Task instructions
Report the count of lines that carry the string "müssen", and add nothing.

Exercise inputs
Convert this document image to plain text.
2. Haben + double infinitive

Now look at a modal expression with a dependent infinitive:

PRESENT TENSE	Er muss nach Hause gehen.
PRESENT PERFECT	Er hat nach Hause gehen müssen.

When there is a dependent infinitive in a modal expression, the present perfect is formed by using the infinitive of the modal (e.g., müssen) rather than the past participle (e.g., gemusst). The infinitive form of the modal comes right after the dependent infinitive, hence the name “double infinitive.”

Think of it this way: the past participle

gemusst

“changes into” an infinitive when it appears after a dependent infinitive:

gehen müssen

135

...

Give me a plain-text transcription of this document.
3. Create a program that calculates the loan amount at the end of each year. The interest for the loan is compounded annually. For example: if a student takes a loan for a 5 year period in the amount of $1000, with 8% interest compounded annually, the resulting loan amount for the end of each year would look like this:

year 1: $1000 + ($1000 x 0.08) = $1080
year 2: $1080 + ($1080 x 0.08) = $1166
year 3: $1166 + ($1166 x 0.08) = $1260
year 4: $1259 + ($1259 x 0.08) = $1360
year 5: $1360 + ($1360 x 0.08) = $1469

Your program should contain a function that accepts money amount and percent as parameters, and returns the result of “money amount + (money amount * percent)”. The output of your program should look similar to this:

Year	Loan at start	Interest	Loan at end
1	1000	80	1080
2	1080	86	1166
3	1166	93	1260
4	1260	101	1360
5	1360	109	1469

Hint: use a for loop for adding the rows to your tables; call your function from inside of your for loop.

Output of the task
3